Direction: All of the records below must be output exactly, with no pictures carried over.

(Extracted data entries)
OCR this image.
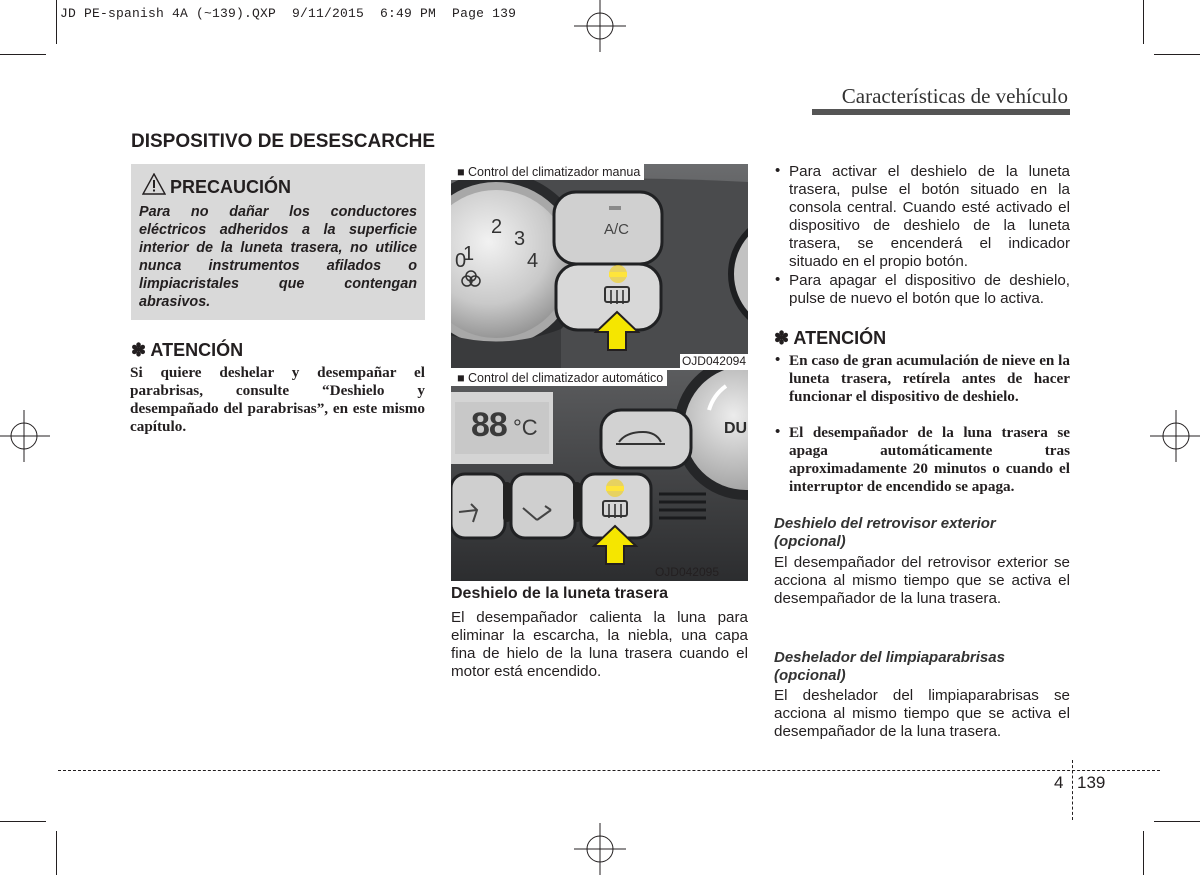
JD PE-spanish 4A (~139).QXP  9/11/2015  6:49 PM  Page 139
Características de vehículo
DISPOSITIVO DE DESESCARCHE
PRECAUCIÓN
Para no dañar los conductores eléctricos adheridos a la superficie interior de la luneta trasera, no utilice nunca instrumentos afilados o limpiacristales que contengan abrasivos.
✽ ATENCIÓN
Si quiere deshelar y desempañar el parabrisas, consulte “Deshielo y desempañado del parabrisas”, en este mismo capítulo.
1
2
3
0	4
A/C
■ Control del climatizador manua
OJD042094
88 °C	DU
■ Control del climatizador automático
OJD042095
Deshielo de la luneta trasera
El desempañador calienta la luna para eliminar la escarcha, la niebla, una capa fina de hielo de la luna trasera cuando el motor está encendido.
• Para activar el deshielo de la luneta trasera, pulse el botón situado en la consola central. Cuando esté activado el dispositivo de deshielo de la luneta trasera, se encenderá el indicador situado en el propio botón.
• Para apagar el dispositivo de deshielo, pulse de nuevo el botón que lo activa.
✽ ATENCIÓN
• En caso de gran acumulación de nieve en la luneta trasera, retírela antes de hacer funcionar el dispositivo de deshielo.
• El desempañador de la luna trasera se apaga automáticamente tras aproximadamente 20 minutos o cuando el interruptor de encendido se apaga.
Deshielo del retrovisor exterior (opcional)
El desempañador del retrovisor exterior se acciona al mismo tiempo que se activa el desempañador de la luna trasera.
Deshelador del limpiaparabrisas (opcional)
El deshelador del limpiaparabrisas se acciona al mismo tiempo que se activa el desempañador de la luna trasera.
4 139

The answer:
OCR this image.
JD PE-spanish 4A (~139).QXP  9/11/2015  6:49 PM  Page 139
Características de vehículo
DISPOSITIVO DE DESESCARCHE
PRECAUCIÓN
Para no dañar los conductores eléctricos adheridos a la superficie interior de la luneta trasera, no utilice nunca instrumentos afilados o limpiacristales que contengan abrasivos.
✽ ATENCIÓN
Si quiere deshelar y desempañar el parabrisas, consulte “Deshielo y desempañado del parabrisas”, en este mismo capítulo.
1
2
3
0	4
A/C
■ Control del climatizador manua
OJD042094
88 °C	DU
■ Control del climatizador automático
OJD042095
Deshielo de la luneta trasera
El desempañador calienta la luna para eliminar la escarcha, la niebla, una capa fina de hielo de la luna trasera cuando el motor está encendido.
• Para activar el deshielo de la luneta trasera, pulse el botón situado en la consola central. Cuando esté activado el dispositivo de deshielo de la luneta trasera, se encenderá el indicador situado en el propio botón.
• Para apagar el dispositivo de deshielo, pulse de nuevo el botón que lo activa.
✽ ATENCIÓN
• En caso de gran acumulación de nieve en la luneta trasera, retírela antes de hacer funcionar el dispositivo de deshielo.
• El desempañador de la luna trasera se apaga automáticamente tras aproximadamente 20 minutos o cuando el interruptor de encendido se apaga.
Deshielo del retrovisor exterior (opcional)
El desempañador del retrovisor exterior se acciona al mismo tiempo que se activa el desempañador de la luna trasera.
Deshelador del limpiaparabrisas (opcional)
El deshelador del limpiaparabrisas se acciona al mismo tiempo que se activa el desempañador de la luna trasera.
4 139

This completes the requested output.